Collected data entries
** START **
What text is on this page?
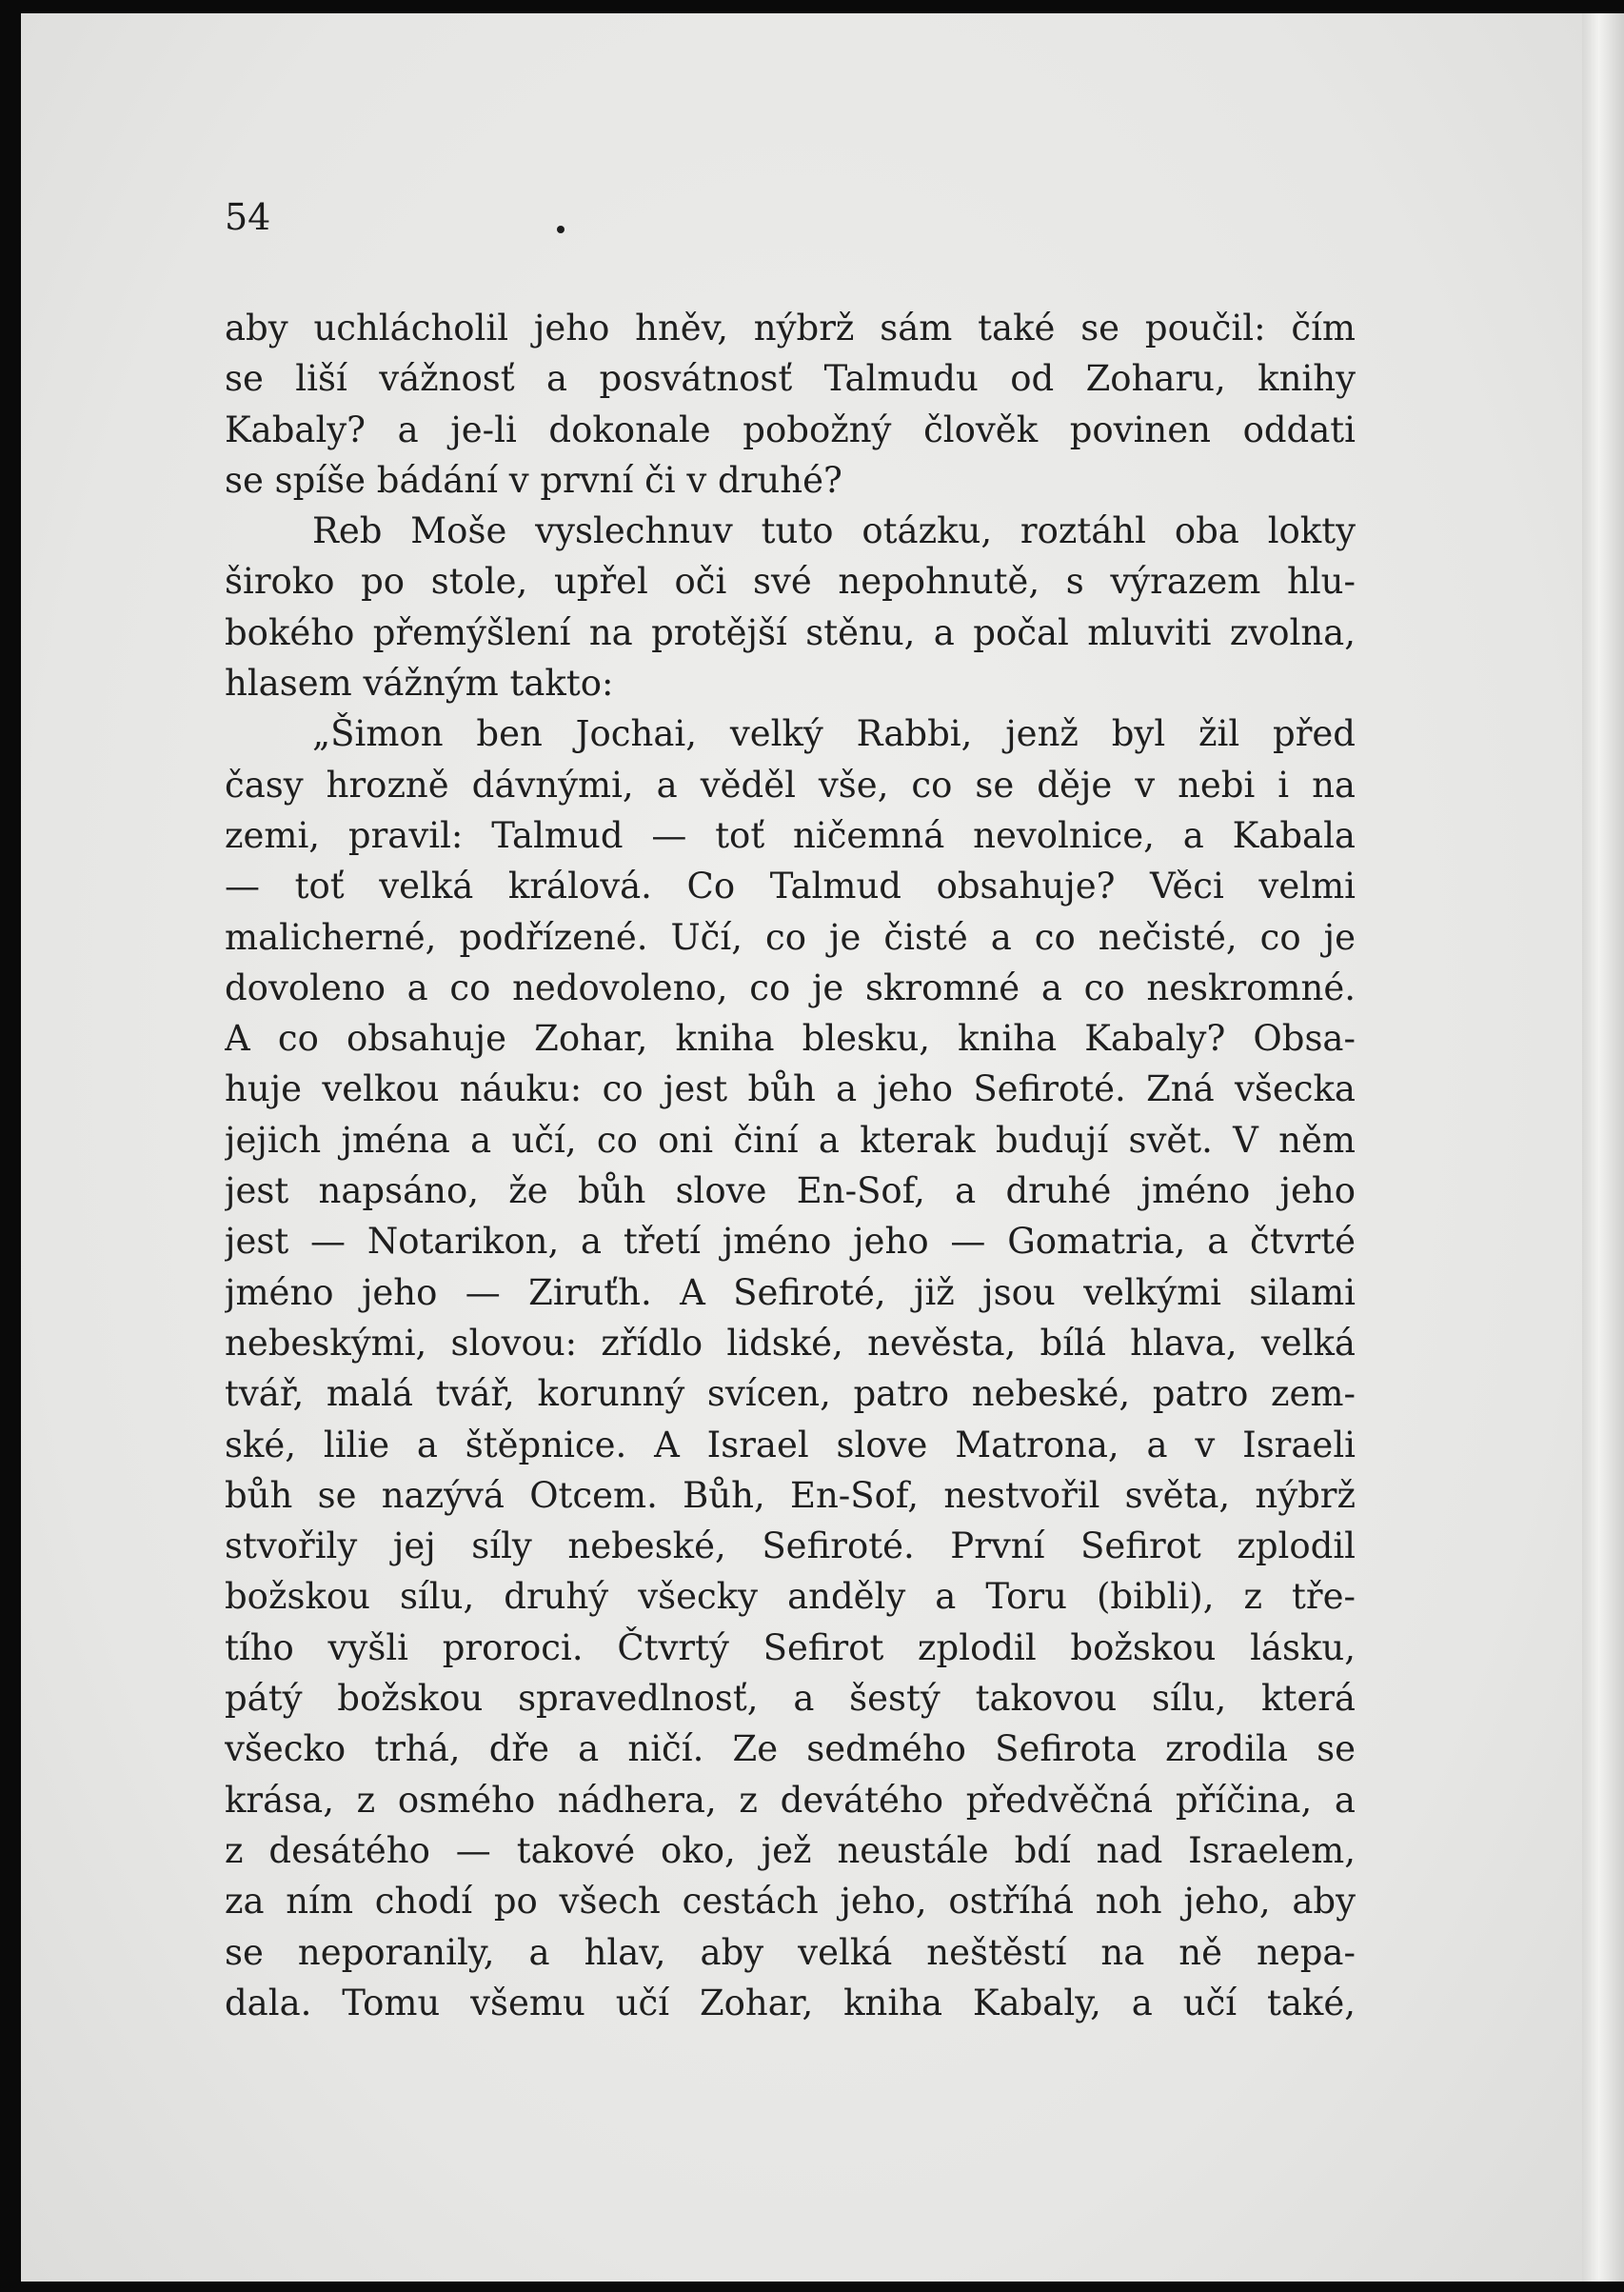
54
aby uchlácholil jeho hněv, nýbrž sám také se poučil: čím
se liší vážnosť a posvátnosť Talmudu od Zoharu, knihy
Kabaly? a je-li dokonale pobožný člověk povinen oddati
se spíše bádání v první či v druhé?
Reb Moše vyslechnuv tuto otázku, roztáhl oba lokty
široko po stole, upřel oči své nepohnutě, s výrazem hlu-
bokého přemýšlení na protější stěnu, a počal mluviti zvolna,
hlasem vážným takto:
„Šimon ben Jochai, velký Rabbi, jenž byl žil před
časy hrozně dávnými, a věděl vše, co se děje v nebi i na
zemi, pravil: Talmud — toť ničemná nevolnice, a Kabala
— toť velká králová. Co Talmud obsahuje? Věci velmi
malicherné, podřízené. Učí, co je čisté a co nečisté, co je
dovoleno a co nedovoleno, co je skromné a co neskromné.
A co obsahuje Zohar, kniha blesku, kniha Kabaly? Obsa-
huje velkou náuku: co jest bůh a jeho Sefiroté. Zná všecka
jejich jména a učí, co oni činí a kterak budují svět. V něm
jest napsáno, že bůh slove En-Sof, a druhé jméno jeho
jest — Notarikon, a třetí jméno jeho — Gomatria, a čtvrté
jméno jeho — Ziruťh. A Sefiroté, již jsou velkými silami
nebeskými, slovou: zřídlo lidské, nevěsta, bílá hlava, velká
tvář, malá tvář, korunný svícen, patro nebeské, patro zem-
ské, lilie a štěpnice. A Israel slove Matrona, a v Israeli
bůh se nazývá Otcem. Bůh, En-Sof, nestvořil světa, nýbrž
stvořily jej síly nebeské, Sefiroté. První Sefirot zplodil
božskou sílu, druhý všecky anděly a Toru (bibli), z tře-
tího vyšli proroci. Čtvrtý Sefirot zplodil božskou lásku,
pátý božskou spravedlnosť, a šestý takovou sílu, která
všecko trhá, dře a ničí. Ze sedmého Sefirota zrodila se
krása, z osmého nádhera, z devátého předvěčná příčina, a
z desátého — takové oko, jež neustále bdí nad Israelem,
za ním chodí po všech cestách jeho, ostříhá noh jeho, aby
se neporanily, a hlav, aby velká neštěstí na ně nepa-
dala. Tomu všemu učí Zohar, kniha Kabaly, a učí také,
** END **
▸ What the exercise asks
In your copy of the listing above, reproduce each line exactly and omit all pictures.

▸ Result of this task
What text is on this page?
54
aby uchlácholil jeho hněv, nýbrž sám také se poučil: čím
se liší vážnosť a posvátnosť Talmudu od Zoharu, knihy
Kabaly? a je-li dokonale pobožný člověk povinen oddati
se spíše bádání v první či v druhé?
Reb Moše vyslechnuv tuto otázku, roztáhl oba lokty
široko po stole, upřel oči své nepohnutě, s výrazem hlu-
bokého přemýšlení na protější stěnu, a počal mluviti zvolna,
hlasem vážným takto:
„Šimon ben Jochai, velký Rabbi, jenž byl žil před
časy hrozně dávnými, a věděl vše, co se děje v nebi i na
zemi, pravil: Talmud — toť ničemná nevolnice, a Kabala
— toť velká králová. Co Talmud obsahuje? Věci velmi
malicherné, podřízené. Učí, co je čisté a co nečisté, co je
dovoleno a co nedovoleno, co je skromné a co neskromné.
A co obsahuje Zohar, kniha blesku, kniha Kabaly? Obsa-
huje velkou náuku: co jest bůh a jeho Sefiroté. Zná všecka
jejich jména a učí, co oni činí a kterak budují svět. V něm
jest napsáno, že bůh slove En-Sof, a druhé jméno jeho
jest — Notarikon, a třetí jméno jeho — Gomatria, a čtvrté
jméno jeho — Ziruťh. A Sefiroté, již jsou velkými silami
nebeskými, slovou: zřídlo lidské, nevěsta, bílá hlava, velká
tvář, malá tvář, korunný svícen, patro nebeské, patro zem-
ské, lilie a štěpnice. A Israel slove Matrona, a v Israeli
bůh se nazývá Otcem. Bůh, En-Sof, nestvořil světa, nýbrž
stvořily jej síly nebeské, Sefiroté. První Sefirot zplodil
božskou sílu, druhý všecky anděly a Toru (bibli), z tře-
tího vyšli proroci. Čtvrtý Sefirot zplodil božskou lásku,
pátý božskou spravedlnosť, a šestý takovou sílu, která
všecko trhá, dře a ničí. Ze sedmého Sefirota zrodila se
krása, z osmého nádhera, z devátého předvěčná příčina, a
z desátého — takové oko, jež neustále bdí nad Israelem,
za ním chodí po všech cestách jeho, ostříhá noh jeho, aby
se neporanily, a hlav, aby velká neštěstí na ně nepa-
dala. Tomu všemu učí Zohar, kniha Kabaly, a učí také,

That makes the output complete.